**Activity**
Copy each line below in which the word "CUCEI" occurs.

**Data to process**

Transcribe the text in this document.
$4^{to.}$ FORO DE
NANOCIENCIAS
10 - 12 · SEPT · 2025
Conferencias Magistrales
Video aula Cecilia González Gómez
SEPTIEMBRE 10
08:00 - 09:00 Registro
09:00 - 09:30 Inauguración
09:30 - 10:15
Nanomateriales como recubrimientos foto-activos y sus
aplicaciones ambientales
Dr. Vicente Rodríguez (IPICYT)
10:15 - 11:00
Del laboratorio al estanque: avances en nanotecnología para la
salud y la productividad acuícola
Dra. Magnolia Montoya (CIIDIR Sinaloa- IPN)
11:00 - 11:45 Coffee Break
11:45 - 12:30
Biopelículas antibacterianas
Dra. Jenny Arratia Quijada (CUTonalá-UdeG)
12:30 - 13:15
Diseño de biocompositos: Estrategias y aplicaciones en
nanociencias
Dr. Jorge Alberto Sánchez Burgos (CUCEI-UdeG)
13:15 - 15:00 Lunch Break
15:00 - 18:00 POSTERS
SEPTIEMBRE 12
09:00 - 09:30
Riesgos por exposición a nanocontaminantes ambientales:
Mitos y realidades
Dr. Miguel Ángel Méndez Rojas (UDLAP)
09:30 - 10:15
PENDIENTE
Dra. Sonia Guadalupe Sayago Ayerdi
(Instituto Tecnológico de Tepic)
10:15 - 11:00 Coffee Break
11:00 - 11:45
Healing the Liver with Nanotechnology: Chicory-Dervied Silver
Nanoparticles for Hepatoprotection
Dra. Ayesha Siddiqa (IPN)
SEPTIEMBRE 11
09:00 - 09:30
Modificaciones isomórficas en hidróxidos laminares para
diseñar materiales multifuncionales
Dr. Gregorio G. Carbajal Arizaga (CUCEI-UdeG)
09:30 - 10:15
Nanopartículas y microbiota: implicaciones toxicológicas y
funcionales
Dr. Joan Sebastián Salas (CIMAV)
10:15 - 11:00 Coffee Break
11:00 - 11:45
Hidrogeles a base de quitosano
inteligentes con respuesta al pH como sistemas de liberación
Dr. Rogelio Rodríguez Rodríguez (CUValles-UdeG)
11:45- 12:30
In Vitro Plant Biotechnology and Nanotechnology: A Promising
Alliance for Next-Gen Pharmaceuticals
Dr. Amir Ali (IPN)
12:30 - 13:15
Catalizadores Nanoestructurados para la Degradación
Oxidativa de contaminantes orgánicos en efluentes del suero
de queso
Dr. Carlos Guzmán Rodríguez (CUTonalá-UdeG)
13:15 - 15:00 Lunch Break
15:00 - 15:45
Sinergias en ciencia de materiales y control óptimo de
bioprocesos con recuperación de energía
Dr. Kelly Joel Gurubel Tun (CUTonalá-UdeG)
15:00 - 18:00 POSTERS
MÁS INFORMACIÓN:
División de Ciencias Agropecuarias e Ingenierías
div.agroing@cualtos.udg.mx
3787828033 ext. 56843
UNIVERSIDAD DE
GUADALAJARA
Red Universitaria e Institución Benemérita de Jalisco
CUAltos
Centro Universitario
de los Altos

**Solved exercise**
Dr. Jorge Alberto Sánchez Burgos (CUCEI-UdeG)
Dr. Gregorio G. Carbajal Arizaga (CUCEI-UdeG)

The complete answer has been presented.